--- START OF Record extracts ---

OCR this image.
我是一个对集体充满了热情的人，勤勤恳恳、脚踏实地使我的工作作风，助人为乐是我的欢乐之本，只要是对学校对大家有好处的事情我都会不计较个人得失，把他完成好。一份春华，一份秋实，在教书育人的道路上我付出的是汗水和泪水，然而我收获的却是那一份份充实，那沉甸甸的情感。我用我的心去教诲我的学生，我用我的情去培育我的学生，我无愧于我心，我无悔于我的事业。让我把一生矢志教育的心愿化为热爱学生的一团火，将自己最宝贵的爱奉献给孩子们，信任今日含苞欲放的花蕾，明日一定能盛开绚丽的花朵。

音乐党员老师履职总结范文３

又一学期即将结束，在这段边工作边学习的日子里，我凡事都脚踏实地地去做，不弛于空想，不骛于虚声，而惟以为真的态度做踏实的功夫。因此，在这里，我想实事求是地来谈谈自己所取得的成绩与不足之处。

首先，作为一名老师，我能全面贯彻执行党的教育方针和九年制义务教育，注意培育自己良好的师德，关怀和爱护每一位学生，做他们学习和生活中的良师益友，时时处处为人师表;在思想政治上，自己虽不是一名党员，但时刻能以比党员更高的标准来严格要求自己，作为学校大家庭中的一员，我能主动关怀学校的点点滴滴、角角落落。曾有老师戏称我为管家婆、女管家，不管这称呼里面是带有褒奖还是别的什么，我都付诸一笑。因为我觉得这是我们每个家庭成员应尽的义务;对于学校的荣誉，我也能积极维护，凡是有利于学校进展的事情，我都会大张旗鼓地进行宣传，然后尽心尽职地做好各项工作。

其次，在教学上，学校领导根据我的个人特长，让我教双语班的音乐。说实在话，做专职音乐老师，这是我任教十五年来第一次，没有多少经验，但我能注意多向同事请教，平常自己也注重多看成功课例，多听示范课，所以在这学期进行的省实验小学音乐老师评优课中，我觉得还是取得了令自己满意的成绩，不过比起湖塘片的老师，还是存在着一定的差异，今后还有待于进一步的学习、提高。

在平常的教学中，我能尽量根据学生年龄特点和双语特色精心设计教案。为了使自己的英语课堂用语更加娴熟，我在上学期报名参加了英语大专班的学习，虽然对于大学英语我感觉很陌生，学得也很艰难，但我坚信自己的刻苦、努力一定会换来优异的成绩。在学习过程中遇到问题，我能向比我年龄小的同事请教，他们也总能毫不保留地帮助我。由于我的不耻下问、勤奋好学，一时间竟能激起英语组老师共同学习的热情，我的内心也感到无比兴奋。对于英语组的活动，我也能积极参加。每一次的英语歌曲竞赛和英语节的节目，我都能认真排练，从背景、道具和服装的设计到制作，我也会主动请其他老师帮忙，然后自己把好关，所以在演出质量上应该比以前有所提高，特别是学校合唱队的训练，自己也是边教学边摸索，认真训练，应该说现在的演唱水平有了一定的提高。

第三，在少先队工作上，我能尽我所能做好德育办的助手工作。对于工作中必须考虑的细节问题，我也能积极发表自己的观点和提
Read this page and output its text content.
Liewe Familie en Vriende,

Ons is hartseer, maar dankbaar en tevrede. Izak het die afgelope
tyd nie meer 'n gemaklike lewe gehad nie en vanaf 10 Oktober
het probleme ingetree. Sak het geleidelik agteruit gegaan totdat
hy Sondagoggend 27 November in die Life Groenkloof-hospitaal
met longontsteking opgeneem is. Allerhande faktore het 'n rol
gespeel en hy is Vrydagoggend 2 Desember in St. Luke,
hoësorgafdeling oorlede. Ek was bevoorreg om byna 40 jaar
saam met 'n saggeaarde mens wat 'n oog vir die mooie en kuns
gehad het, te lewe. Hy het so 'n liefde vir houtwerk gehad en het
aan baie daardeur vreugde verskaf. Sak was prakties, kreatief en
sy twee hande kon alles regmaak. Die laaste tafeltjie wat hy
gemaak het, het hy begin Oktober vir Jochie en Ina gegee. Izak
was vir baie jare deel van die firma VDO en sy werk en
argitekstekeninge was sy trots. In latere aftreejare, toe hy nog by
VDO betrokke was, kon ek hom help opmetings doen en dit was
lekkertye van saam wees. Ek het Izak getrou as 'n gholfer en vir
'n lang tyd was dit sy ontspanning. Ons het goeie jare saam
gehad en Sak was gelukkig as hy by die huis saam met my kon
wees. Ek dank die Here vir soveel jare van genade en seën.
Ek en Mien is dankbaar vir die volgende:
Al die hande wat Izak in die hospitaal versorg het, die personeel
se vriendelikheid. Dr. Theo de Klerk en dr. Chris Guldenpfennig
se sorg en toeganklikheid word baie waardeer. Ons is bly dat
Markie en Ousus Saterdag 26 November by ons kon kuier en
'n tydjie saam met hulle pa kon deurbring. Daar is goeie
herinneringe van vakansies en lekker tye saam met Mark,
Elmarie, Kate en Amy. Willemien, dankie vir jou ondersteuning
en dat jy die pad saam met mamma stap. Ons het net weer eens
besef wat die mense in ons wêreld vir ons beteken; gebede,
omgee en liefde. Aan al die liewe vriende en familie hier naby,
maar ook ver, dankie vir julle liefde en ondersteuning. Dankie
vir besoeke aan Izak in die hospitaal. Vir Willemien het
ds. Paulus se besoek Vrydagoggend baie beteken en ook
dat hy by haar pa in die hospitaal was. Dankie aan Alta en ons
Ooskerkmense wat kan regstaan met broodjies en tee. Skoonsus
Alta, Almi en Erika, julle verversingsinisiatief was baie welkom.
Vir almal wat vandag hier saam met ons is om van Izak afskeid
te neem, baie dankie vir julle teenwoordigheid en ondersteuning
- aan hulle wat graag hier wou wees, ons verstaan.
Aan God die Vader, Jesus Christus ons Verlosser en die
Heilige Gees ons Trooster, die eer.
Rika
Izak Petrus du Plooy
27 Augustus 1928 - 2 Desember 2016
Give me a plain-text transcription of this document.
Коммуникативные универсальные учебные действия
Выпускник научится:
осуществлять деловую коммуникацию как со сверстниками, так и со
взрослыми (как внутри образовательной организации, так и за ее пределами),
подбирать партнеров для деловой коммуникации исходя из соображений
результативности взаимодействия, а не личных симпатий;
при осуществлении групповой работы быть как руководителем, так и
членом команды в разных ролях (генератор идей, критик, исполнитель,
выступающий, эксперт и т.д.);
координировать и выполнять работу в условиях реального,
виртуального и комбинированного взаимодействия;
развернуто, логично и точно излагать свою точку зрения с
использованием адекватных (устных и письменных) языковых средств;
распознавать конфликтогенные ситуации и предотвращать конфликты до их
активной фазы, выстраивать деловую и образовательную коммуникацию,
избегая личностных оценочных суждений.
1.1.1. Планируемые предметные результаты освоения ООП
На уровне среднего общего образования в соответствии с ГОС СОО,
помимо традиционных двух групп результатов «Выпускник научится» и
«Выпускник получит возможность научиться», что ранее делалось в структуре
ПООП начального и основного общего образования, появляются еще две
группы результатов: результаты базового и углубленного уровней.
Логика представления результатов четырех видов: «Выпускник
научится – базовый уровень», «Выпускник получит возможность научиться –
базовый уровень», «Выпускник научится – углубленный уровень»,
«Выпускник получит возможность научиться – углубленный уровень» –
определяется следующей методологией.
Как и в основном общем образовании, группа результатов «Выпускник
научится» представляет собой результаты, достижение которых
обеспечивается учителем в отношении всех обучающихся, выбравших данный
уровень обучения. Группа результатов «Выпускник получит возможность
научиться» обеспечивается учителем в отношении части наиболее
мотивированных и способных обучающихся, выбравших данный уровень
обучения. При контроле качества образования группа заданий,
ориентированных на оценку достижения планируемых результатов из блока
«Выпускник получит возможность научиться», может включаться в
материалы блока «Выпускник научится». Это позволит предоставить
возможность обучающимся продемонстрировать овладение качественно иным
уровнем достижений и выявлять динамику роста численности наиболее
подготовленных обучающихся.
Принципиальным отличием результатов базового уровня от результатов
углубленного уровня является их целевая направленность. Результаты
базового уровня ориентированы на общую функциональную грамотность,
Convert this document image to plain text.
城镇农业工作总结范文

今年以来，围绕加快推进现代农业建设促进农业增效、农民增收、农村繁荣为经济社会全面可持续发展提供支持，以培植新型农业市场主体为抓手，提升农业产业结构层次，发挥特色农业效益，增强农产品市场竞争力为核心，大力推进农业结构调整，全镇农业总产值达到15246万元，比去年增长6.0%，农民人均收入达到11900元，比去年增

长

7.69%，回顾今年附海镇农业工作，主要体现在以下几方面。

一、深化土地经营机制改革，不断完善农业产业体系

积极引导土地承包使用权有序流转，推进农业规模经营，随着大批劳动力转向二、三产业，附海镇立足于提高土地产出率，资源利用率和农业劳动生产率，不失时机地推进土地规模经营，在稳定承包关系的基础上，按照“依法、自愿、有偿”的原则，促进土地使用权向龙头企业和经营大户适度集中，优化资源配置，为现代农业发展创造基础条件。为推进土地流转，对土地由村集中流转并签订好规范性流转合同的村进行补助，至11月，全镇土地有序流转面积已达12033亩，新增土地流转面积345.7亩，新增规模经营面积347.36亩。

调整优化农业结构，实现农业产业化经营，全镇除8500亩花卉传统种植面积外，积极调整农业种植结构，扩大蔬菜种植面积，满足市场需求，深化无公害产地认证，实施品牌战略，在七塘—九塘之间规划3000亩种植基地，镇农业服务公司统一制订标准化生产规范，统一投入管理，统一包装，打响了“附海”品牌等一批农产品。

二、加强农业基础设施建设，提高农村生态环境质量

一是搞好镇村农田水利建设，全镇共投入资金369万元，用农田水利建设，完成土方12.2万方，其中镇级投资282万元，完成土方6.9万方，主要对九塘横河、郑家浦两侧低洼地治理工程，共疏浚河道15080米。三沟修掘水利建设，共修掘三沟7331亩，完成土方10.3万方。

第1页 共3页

--- END OF Record extracts ---

Stated exercise: Return all lines containing the word "обучения".

Exercise output:
уровень обучения. Группа результатов «Выпускник получит возможность
обучения. При контроле качества образования группа заданий,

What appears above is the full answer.